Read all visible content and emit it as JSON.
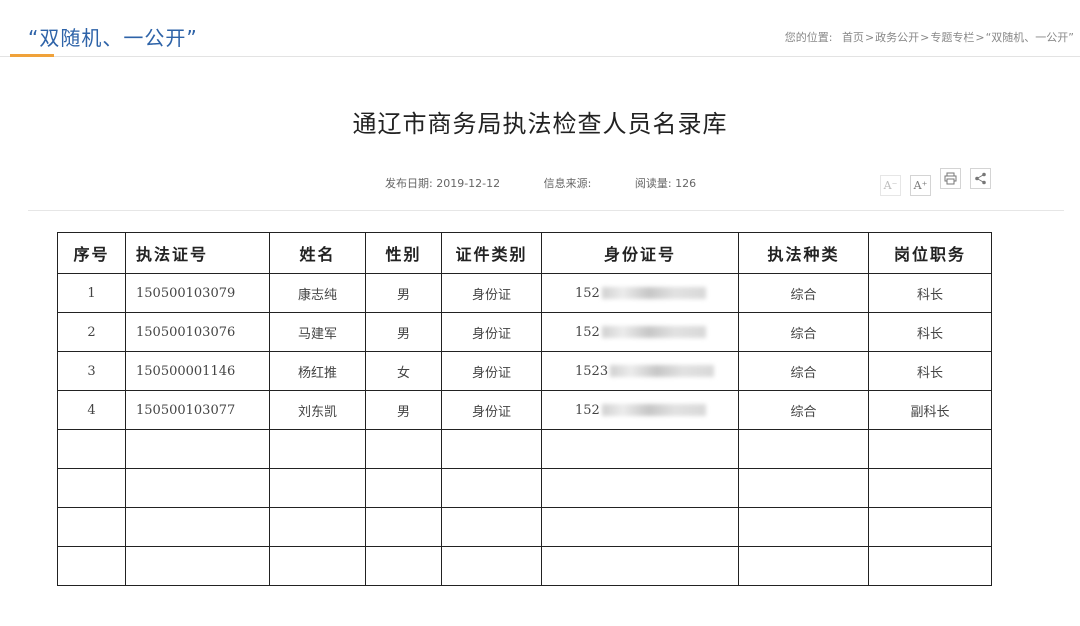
{
  "header": {
    "section_title": "“双随机、一公开”",
    "breadcrumb": {
      "label": "您的位置:",
      "items": [
        "首页",
        "政务公开",
        "专题专栏",
        "“双随机、一公开”"
      ],
      "separator": ">"
    }
  },
  "article": {
    "title": "通辽市商务局执法检查人员名录库",
    "meta": {
      "publish_label": "发布日期:",
      "publish_date": "2019-12-12",
      "source_label": "信息来源:",
      "source": "",
      "views_label": "阅读量:",
      "views": "126"
    },
    "tools": [
      {
        "name": "font-decrease-icon",
        "glyph": "A⁻"
      },
      {
        "name": "font-increase-icon",
        "glyph": "A⁺"
      },
      {
        "name": "print-icon",
        "glyph": ""
      },
      {
        "name": "share-icon",
        "glyph": ""
      }
    ]
  },
  "table": {
    "columns": [
      "序号",
      "执法证号",
      "姓名",
      "性别",
      "证件类别",
      "身份证号",
      "执法种类",
      "岗位职务"
    ],
    "rows": [
      [
        "1",
        "150500103079",
        "康志纯",
        "男",
        "身份证",
        "152",
        "综合",
        "科长"
      ],
      [
        "2",
        "150500103076",
        "马建军",
        "男",
        "身份证",
        "152",
        "综合",
        "科长"
      ],
      [
        "3",
        "150500001146",
        "杨红推",
        "女",
        "身份证",
        "1523",
        "综合",
        "科长"
      ],
      [
        "4",
        "150500103077",
        "刘东凯",
        "男",
        "身份证",
        "152",
        "综合",
        "副科长"
      ],
      [
        "",
        "",
        "",
        "",
        "",
        "",
        "",
        ""
      ],
      [
        "",
        "",
        "",
        "",
        "",
        "",
        "",
        ""
      ],
      [
        "",
        "",
        "",
        "",
        "",
        "",
        "",
        ""
      ],
      [
        "",
        "",
        "",
        "",
        "",
        "",
        "",
        ""
      ]
    ]
  },
  "colors": {
    "section_title": "#2e63a8",
    "accent_underline": "#f0a23a",
    "table_border": "#222222"
  }
}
____________
> What you are asked to do
Reproduce each line exactly as it appears, omitting the pictures.

> Complete answer
Read all visible content and emit it as JSON.
{
  "header": {
    "section_title": "“双随机、一公开”",
    "breadcrumb": {
      "label": "您的位置:",
      "items": [
        "首页",
        "政务公开",
        "专题专栏",
        "“双随机、一公开”"
      ],
      "separator": ">"
    }
  },
  "article": {
    "title": "通辽市商务局执法检查人员名录库",
    "meta": {
      "publish_label": "发布日期:",
      "publish_date": "2019-12-12",
      "source_label": "信息来源:",
      "source": "",
      "views_label": "阅读量:",
      "views": "126"
    },
    "tools": [
      {
        "name": "font-decrease-icon",
        "glyph": "A⁻"
      },
      {
        "name": "font-increase-icon",
        "glyph": "A⁺"
      },
      {
        "name": "print-icon",
        "glyph": ""
      },
      {
        "name": "share-icon",
        "glyph": ""
      }
    ]
  },
  "table": {
    "columns": [
      "序号",
      "执法证号",
      "姓名",
      "性别",
      "证件类别",
      "身份证号",
      "执法种类",
      "岗位职务"
    ],
    "rows": [
      [
        "1",
        "150500103079",
        "康志纯",
        "男",
        "身份证",
        "152",
        "综合",
        "科长"
      ],
      [
        "2",
        "150500103076",
        "马建军",
        "男",
        "身份证",
        "152",
        "综合",
        "科长"
      ],
      [
        "3",
        "150500001146",
        "杨红推",
        "女",
        "身份证",
        "1523",
        "综合",
        "科长"
      ],
      [
        "4",
        "150500103077",
        "刘东凯",
        "男",
        "身份证",
        "152",
        "综合",
        "副科长"
      ],
      [
        "",
        "",
        "",
        "",
        "",
        "",
        "",
        ""
      ],
      [
        "",
        "",
        "",
        "",
        "",
        "",
        "",
        ""
      ],
      [
        "",
        "",
        "",
        "",
        "",
        "",
        "",
        ""
      ],
      [
        "",
        "",
        "",
        "",
        "",
        "",
        "",
        ""
      ]
    ]
  },
  "colors": {
    "section_title": "#2e63a8",
    "accent_underline": "#f0a23a",
    "table_border": "#222222"
  }
}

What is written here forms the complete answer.